:: Directions for this task ::
Repeat each entry as written, dropping any picture you find.

:: Information provided ::
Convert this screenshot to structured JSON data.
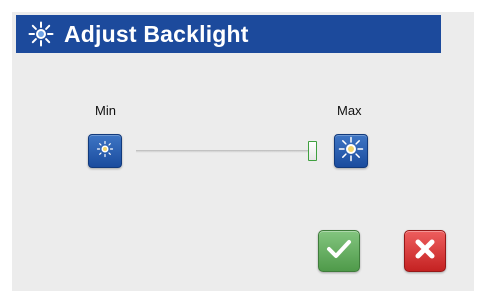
{
  "dialog": {
    "title": "Adjust Backlight",
    "title_icon": "sun-icon",
    "title_bar_color": "#1c4a9c"
  },
  "slider": {
    "min_label": "Min",
    "max_label": "Max",
    "min_button_icon": "sun-dim-icon",
    "max_button_icon": "sun-bright-icon",
    "value_fraction": 1.0
  },
  "actions": {
    "confirm_icon": "checkmark-icon",
    "confirm_color": "#5aa855",
    "cancel_icon": "close-x-icon",
    "cancel_color": "#d63a3a"
  }
}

:: Result for this exercise ::
Convert this screenshot to structured JSON data.
{
  "dialog": {
    "title": "Adjust Backlight",
    "title_icon": "sun-icon",
    "title_bar_color": "#1c4a9c"
  },
  "slider": {
    "min_label": "Min",
    "max_label": "Max",
    "min_button_icon": "sun-dim-icon",
    "max_button_icon": "sun-bright-icon",
    "value_fraction": 1.0
  },
  "actions": {
    "confirm_icon": "checkmark-icon",
    "confirm_color": "#5aa855",
    "cancel_icon": "close-x-icon",
    "cancel_color": "#d63a3a"
  }
}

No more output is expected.